(Data extracted from a collection)
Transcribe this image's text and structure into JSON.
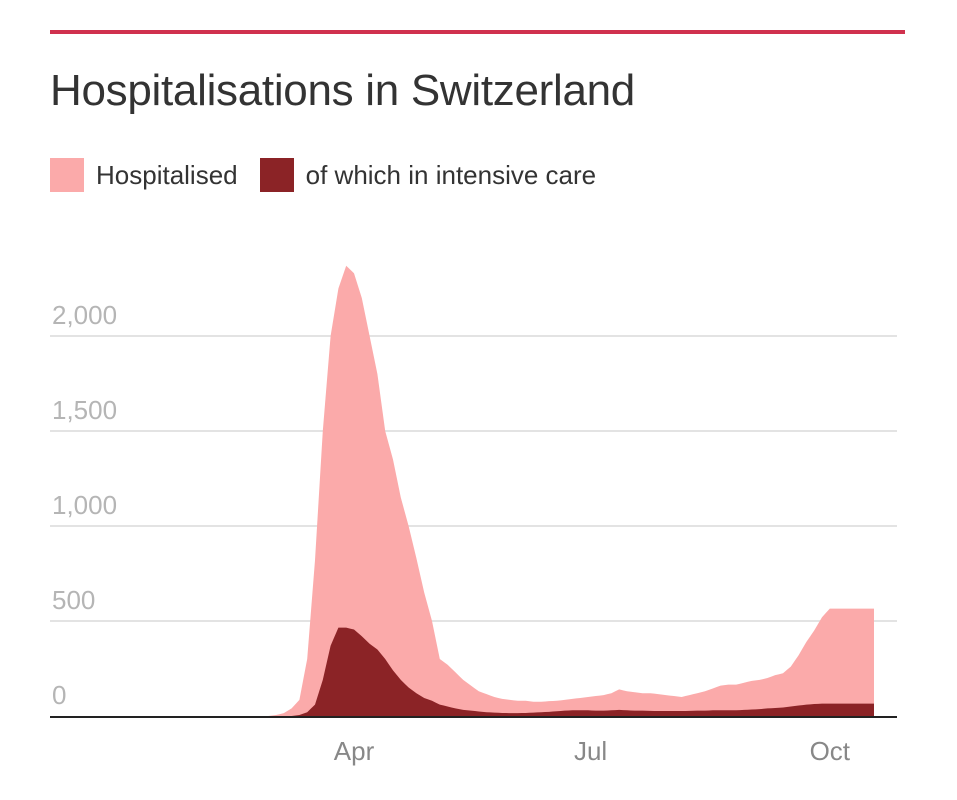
{
  "chart_data": {
    "type": "area",
    "title": "Hospitalisations in Switzerland",
    "xlabel": "",
    "ylabel": "",
    "ylim": [
      0,
      2000
    ],
    "yticks": [
      0,
      500,
      1000,
      1500,
      2000
    ],
    "ytick_labels": [
      "0",
      "500",
      "1,000",
      "1,500",
      "2,000"
    ],
    "xtick_labels": [
      "Apr",
      "Jul",
      "Oct"
    ],
    "xtick_days": [
      0,
      91,
      183
    ],
    "x_unit": "days relative to 1 April",
    "grid": true,
    "legend": "top-left",
    "colors": {
      "accent": "#d0314e",
      "hospitalised": "#fbaaaa",
      "icu": "#8b2326",
      "grid": "#e3e3e3",
      "axis": "#222222"
    },
    "x": [
      -33,
      -30,
      -27,
      -24,
      -21,
      -18,
      -15,
      -12,
      -9,
      -6,
      -3,
      0,
      3,
      6,
      9,
      12,
      15,
      18,
      21,
      24,
      27,
      30,
      33,
      36,
      39,
      42,
      45,
      48,
      51,
      54,
      57,
      60,
      63,
      66,
      69,
      72,
      75,
      78,
      81,
      84,
      87,
      90,
      93,
      96,
      99,
      102,
      105,
      108,
      111,
      114,
      117,
      120,
      123,
      126,
      129,
      132,
      135,
      138,
      141,
      144,
      147,
      150,
      153,
      156,
      159,
      162,
      165,
      168,
      171,
      174,
      177,
      180,
      183,
      186,
      189,
      192,
      195,
      198,
      200
    ],
    "series": [
      {
        "name": "Hospitalised",
        "values": [
          0,
          5,
          15,
          40,
          85,
          300,
          820,
          1500,
          2000,
          2250,
          2370,
          2330,
          2200,
          2000,
          1800,
          1500,
          1350,
          1150,
          1000,
          830,
          650,
          500,
          300,
          270,
          230,
          190,
          160,
          130,
          115,
          100,
          90,
          85,
          80,
          80,
          75,
          75,
          78,
          80,
          85,
          90,
          95,
          100,
          105,
          110,
          120,
          140,
          130,
          125,
          120,
          120,
          115,
          110,
          105,
          100,
          110,
          120,
          130,
          145,
          160,
          165,
          165,
          175,
          185,
          190,
          200,
          215,
          225,
          260,
          320,
          390,
          450,
          520,
          565,
          565,
          565,
          565,
          565,
          565,
          565
        ]
      },
      {
        "name": "of which in intensive care",
        "values": [
          0,
          0,
          0,
          0,
          5,
          20,
          60,
          190,
          370,
          465,
          465,
          455,
          420,
          380,
          350,
          300,
          240,
          190,
          150,
          120,
          95,
          80,
          60,
          50,
          40,
          32,
          28,
          24,
          20,
          18,
          16,
          15,
          15,
          16,
          18,
          20,
          22,
          25,
          28,
          30,
          30,
          30,
          28,
          28,
          30,
          32,
          30,
          28,
          28,
          27,
          26,
          26,
          26,
          26,
          27,
          28,
          28,
          30,
          30,
          30,
          30,
          32,
          34,
          36,
          40,
          42,
          45,
          50,
          55,
          60,
          63,
          65,
          65,
          65,
          65,
          65,
          65,
          65,
          65
        ]
      }
    ]
  }
}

Short problem → Excluding the pictures, restate the records above word for word.

Solution to this problem →
Transcribe this image's text and structure into JSON.
{
  "chart_data": {
    "type": "area",
    "title": "Hospitalisations in Switzerland",
    "xlabel": "",
    "ylabel": "",
    "ylim": [
      0,
      2000
    ],
    "yticks": [
      0,
      500,
      1000,
      1500,
      2000
    ],
    "ytick_labels": [
      "0",
      "500",
      "1,000",
      "1,500",
      "2,000"
    ],
    "xtick_labels": [
      "Apr",
      "Jul",
      "Oct"
    ],
    "xtick_days": [
      0,
      91,
      183
    ],
    "x_unit": "days relative to 1 April",
    "grid": true,
    "legend": "top-left",
    "colors": {
      "accent": "#d0314e",
      "hospitalised": "#fbaaaa",
      "icu": "#8b2326",
      "grid": "#e3e3e3",
      "axis": "#222222"
    },
    "x": [
      -33,
      -30,
      -27,
      -24,
      -21,
      -18,
      -15,
      -12,
      -9,
      -6,
      -3,
      0,
      3,
      6,
      9,
      12,
      15,
      18,
      21,
      24,
      27,
      30,
      33,
      36,
      39,
      42,
      45,
      48,
      51,
      54,
      57,
      60,
      63,
      66,
      69,
      72,
      75,
      78,
      81,
      84,
      87,
      90,
      93,
      96,
      99,
      102,
      105,
      108,
      111,
      114,
      117,
      120,
      123,
      126,
      129,
      132,
      135,
      138,
      141,
      144,
      147,
      150,
      153,
      156,
      159,
      162,
      165,
      168,
      171,
      174,
      177,
      180,
      183,
      186,
      189,
      192,
      195,
      198,
      200
    ],
    "series": [
      {
        "name": "Hospitalised",
        "values": [
          0,
          5,
          15,
          40,
          85,
          300,
          820,
          1500,
          2000,
          2250,
          2370,
          2330,
          2200,
          2000,
          1800,
          1500,
          1350,
          1150,
          1000,
          830,
          650,
          500,
          300,
          270,
          230,
          190,
          160,
          130,
          115,
          100,
          90,
          85,
          80,
          80,
          75,
          75,
          78,
          80,
          85,
          90,
          95,
          100,
          105,
          110,
          120,
          140,
          130,
          125,
          120,
          120,
          115,
          110,
          105,
          100,
          110,
          120,
          130,
          145,
          160,
          165,
          165,
          175,
          185,
          190,
          200,
          215,
          225,
          260,
          320,
          390,
          450,
          520,
          565,
          565,
          565,
          565,
          565,
          565,
          565
        ]
      },
      {
        "name": "of which in intensive care",
        "values": [
          0,
          0,
          0,
          0,
          5,
          20,
          60,
          190,
          370,
          465,
          465,
          455,
          420,
          380,
          350,
          300,
          240,
          190,
          150,
          120,
          95,
          80,
          60,
          50,
          40,
          32,
          28,
          24,
          20,
          18,
          16,
          15,
          15,
          16,
          18,
          20,
          22,
          25,
          28,
          30,
          30,
          30,
          28,
          28,
          30,
          32,
          30,
          28,
          28,
          27,
          26,
          26,
          26,
          26,
          27,
          28,
          28,
          30,
          30,
          30,
          30,
          32,
          34,
          36,
          40,
          42,
          45,
          50,
          55,
          60,
          63,
          65,
          65,
          65,
          65,
          65,
          65,
          65,
          65
        ]
      }
    ]
  }
}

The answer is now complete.